## START
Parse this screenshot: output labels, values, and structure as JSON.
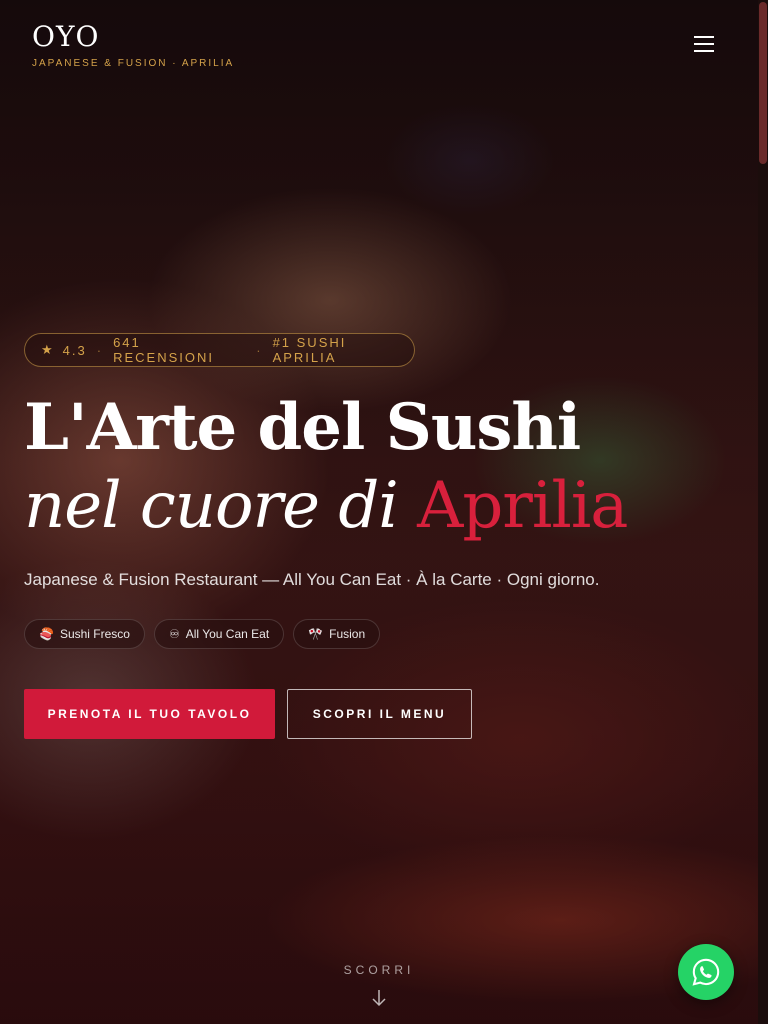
{
  "header": {
    "brand_name": "OYO",
    "tagline": "JAPANESE & FUSION · APRILIA",
    "menu_icon": "hamburger-menu-icon"
  },
  "hero": {
    "rating_badge": {
      "star": "★",
      "rating": "4.3",
      "reviews": "641 RECENSIONI",
      "rank": "#1 SUSHI APRILIA",
      "separator": "·"
    },
    "headline_line1": "L'Arte del Sushi",
    "headline_line2_prefix": "nel cuore di ",
    "headline_line2_accent": "Aprilia",
    "subheadline": "Japanese & Fusion Restaurant — All You Can Eat · À la Carte · Ogni giorno.",
    "chips": [
      {
        "icon": "🍣",
        "label": "Sushi Fresco"
      },
      {
        "icon": "♾",
        "label": "All You Can Eat"
      },
      {
        "icon": "🎌",
        "label": "Fusion"
      }
    ],
    "primary_cta": "PRENOTA IL TUO TAVOLO",
    "secondary_cta": "SCOPRI IL MENU",
    "scroll_hint": "SCORRI"
  },
  "colors": {
    "accent_red": "#d11a3a",
    "gold": "#d4a24a",
    "whatsapp_green": "#25d366"
  },
  "floating": {
    "whatsapp_icon": "whatsapp-icon"
  }
}
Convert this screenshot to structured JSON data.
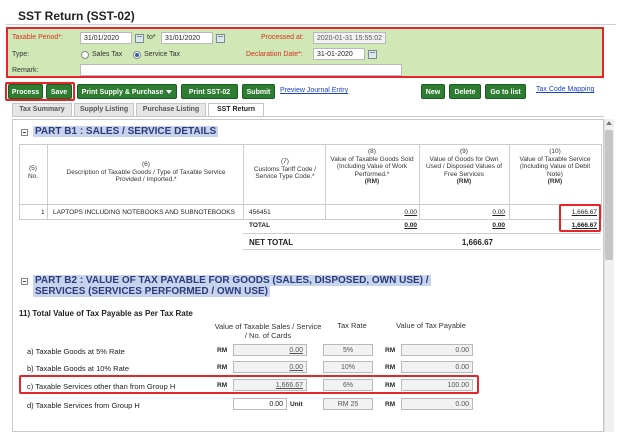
## END
— What is being asked —
Return all of the entries exactly as written, but drop any pictures they hold.

— Complete answer —
Parse this screenshot: output labels, values, and structure as JSON.
{
  "header": {
    "brand_name": "OYO",
    "tagline": "JAPANESE & FUSION · APRILIA",
    "menu_icon": "hamburger-menu-icon"
  },
  "hero": {
    "rating_badge": {
      "star": "★",
      "rating": "4.3",
      "reviews": "641 RECENSIONI",
      "rank": "#1 SUSHI APRILIA",
      "separator": "·"
    },
    "headline_line1": "L'Arte del Sushi",
    "headline_line2_prefix": "nel cuore di ",
    "headline_line2_accent": "Aprilia",
    "subheadline": "Japanese & Fusion Restaurant — All You Can Eat · À la Carte · Ogni giorno.",
    "chips": [
      {
        "icon": "🍣",
        "label": "Sushi Fresco"
      },
      {
        "icon": "♾",
        "label": "All You Can Eat"
      },
      {
        "icon": "🎌",
        "label": "Fusion"
      }
    ],
    "primary_cta": "PRENOTA IL TUO TAVOLO",
    "secondary_cta": "SCOPRI IL MENU",
    "scroll_hint": "SCORRI"
  },
  "colors": {
    "accent_red": "#d11a3a",
    "gold": "#d4a24a",
    "whatsapp_green": "#25d366"
  },
  "floating": {
    "whatsapp_icon": "whatsapp-icon"
  }
}
Convert this screenshot to structured JSON data.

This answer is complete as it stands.